• [Aim]: Repeat every entry in the listing below, exactly.

[begin Material to process]

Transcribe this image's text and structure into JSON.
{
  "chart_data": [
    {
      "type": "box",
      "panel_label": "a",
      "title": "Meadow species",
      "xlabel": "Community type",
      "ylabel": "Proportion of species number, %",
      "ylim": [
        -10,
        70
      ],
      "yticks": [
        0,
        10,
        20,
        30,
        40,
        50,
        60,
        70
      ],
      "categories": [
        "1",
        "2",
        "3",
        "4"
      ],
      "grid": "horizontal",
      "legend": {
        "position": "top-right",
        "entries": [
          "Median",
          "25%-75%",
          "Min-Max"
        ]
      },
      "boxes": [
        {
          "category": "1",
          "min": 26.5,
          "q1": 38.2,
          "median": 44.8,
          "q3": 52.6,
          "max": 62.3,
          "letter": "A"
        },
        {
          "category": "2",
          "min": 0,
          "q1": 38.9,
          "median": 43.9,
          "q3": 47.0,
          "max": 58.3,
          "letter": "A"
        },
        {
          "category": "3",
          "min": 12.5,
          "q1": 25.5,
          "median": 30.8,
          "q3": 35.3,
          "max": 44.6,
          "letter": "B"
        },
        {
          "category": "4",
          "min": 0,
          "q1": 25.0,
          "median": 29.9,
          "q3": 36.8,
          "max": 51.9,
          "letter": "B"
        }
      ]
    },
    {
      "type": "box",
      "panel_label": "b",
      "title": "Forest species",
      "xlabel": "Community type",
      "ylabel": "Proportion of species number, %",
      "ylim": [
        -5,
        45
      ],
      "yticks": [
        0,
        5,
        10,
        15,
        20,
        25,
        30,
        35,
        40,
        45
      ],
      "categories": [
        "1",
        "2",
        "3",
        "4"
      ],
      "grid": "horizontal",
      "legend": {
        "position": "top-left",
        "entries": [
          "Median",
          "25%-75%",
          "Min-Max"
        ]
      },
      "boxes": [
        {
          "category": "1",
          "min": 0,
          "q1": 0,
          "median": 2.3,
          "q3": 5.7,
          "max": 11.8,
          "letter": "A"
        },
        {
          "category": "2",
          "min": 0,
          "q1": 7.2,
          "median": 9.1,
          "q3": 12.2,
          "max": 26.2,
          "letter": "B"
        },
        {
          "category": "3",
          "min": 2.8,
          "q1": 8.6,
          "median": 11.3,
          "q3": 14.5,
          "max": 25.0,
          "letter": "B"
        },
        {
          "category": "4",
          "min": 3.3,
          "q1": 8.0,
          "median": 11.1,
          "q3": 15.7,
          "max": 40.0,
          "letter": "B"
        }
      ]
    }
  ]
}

[end Material to process]

• [Answer to the problem]:
Transcribe this image's text and structure into JSON.
{
  "chart_data": [
    {
      "type": "box",
      "panel_label": "a",
      "title": "Meadow species",
      "xlabel": "Community type",
      "ylabel": "Proportion of species number, %",
      "ylim": [
        -10,
        70
      ],
      "yticks": [
        0,
        10,
        20,
        30,
        40,
        50,
        60,
        70
      ],
      "categories": [
        "1",
        "2",
        "3",
        "4"
      ],
      "grid": "horizontal",
      "legend": {
        "position": "top-right",
        "entries": [
          "Median",
          "25%-75%",
          "Min-Max"
        ]
      },
      "boxes": [
        {
          "category": "1",
          "min": 26.5,
          "q1": 38.2,
          "median": 44.8,
          "q3": 52.6,
          "max": 62.3,
          "letter": "A"
        },
        {
          "category": "2",
          "min": 0,
          "q1": 38.9,
          "median": 43.9,
          "q3": 47.0,
          "max": 58.3,
          "letter": "A"
        },
        {
          "category": "3",
          "min": 12.5,
          "q1": 25.5,
          "median": 30.8,
          "q3": 35.3,
          "max": 44.6,
          "letter": "B"
        },
        {
          "category": "4",
          "min": 0,
          "q1": 25.0,
          "median": 29.9,
          "q3": 36.8,
          "max": 51.9,
          "letter": "B"
        }
      ]
    },
    {
      "type": "box",
      "panel_label": "b",
      "title": "Forest species",
      "xlabel": "Community type",
      "ylabel": "Proportion of species number, %",
      "ylim": [
        -5,
        45
      ],
      "yticks": [
        0,
        5,
        10,
        15,
        20,
        25,
        30,
        35,
        40,
        45
      ],
      "categories": [
        "1",
        "2",
        "3",
        "4"
      ],
      "grid": "horizontal",
      "legend": {
        "position": "top-left",
        "entries": [
          "Median",
          "25%-75%",
          "Min-Max"
        ]
      },
      "boxes": [
        {
          "category": "1",
          "min": 0,
          "q1": 0,
          "median": 2.3,
          "q3": 5.7,
          "max": 11.8,
          "letter": "A"
        },
        {
          "category": "2",
          "min": 0,
          "q1": 7.2,
          "median": 9.1,
          "q3": 12.2,
          "max": 26.2,
          "letter": "B"
        },
        {
          "category": "3",
          "min": 2.8,
          "q1": 8.6,
          "median": 11.3,
          "q3": 14.5,
          "max": 25.0,
          "letter": "B"
        },
        {
          "category": "4",
          "min": 3.3,
          "q1": 8.0,
          "median": 11.1,
          "q3": 15.7,
          "max": 40.0,
          "letter": "B"
        }
      ]
    }
  ]
}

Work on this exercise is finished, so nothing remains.